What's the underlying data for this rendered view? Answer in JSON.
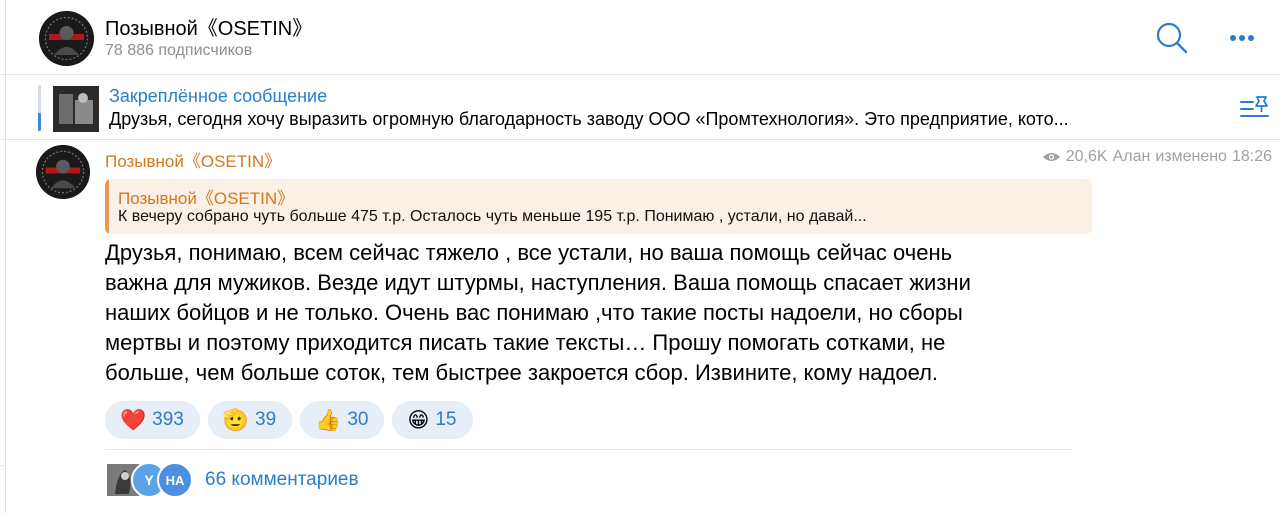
{
  "channel": {
    "title": "Позывной《OSETIN》",
    "subscribers": "78 886 подписчиков"
  },
  "pinned": {
    "title": "Закреплённое сообщение",
    "text": "Друзья, сегодня хочу выразить огромную благодарность заводу ООО «Промтехнология».  Это предприятие, кото..."
  },
  "post": {
    "author": "Позывной《OSETIN》",
    "views": "20,6K",
    "signature": "Алан",
    "edited_label": "изменено",
    "time": "18:26",
    "reply": {
      "author": "Позывной《OSETIN》",
      "text": "К вечеру собрано чуть больше  475 т.р. Осталось чуть меньше  195 т.р. Понимаю , устали, но давай..."
    },
    "body_lines": [
      "Друзья, понимаю, всем сейчас тяжело , все устали, но ваша помощь сейчас очень",
      "важна для мужиков. Везде идут штурмы, наступления. Ваша помощь спасает жизни",
      "наших бойцов и не только. Очень вас понимаю ,что такие посты надоели, но сборы",
      "мертвы и поэтому приходится писать такие тексты… Прошу помогать сотками, не",
      "больше, чем больше соток, тем быстрее закроется сбор. Извините, кому надоел."
    ],
    "reactions": [
      {
        "emoji": "❤️",
        "icon": "heart-icon",
        "count": "393"
      },
      {
        "emoji": "🫡",
        "icon": "salute-icon",
        "count": "39"
      },
      {
        "emoji": "👍",
        "icon": "thumbs-up-icon",
        "count": "30"
      },
      {
        "emoji": "😁",
        "icon": "grin-icon",
        "count": "15"
      }
    ],
    "comments": {
      "avatars": [
        "",
        "Y",
        "НА"
      ],
      "label": "66 комментариев"
    }
  },
  "colors": {
    "accent": "#2481cc",
    "author": "#d3781f",
    "reply_bg": "#fbf0e6",
    "reaction_bg": "#e6eef7"
  }
}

Exercise aim: Provide only the count of lines in the data above that include the string "Друзья".

Result: 2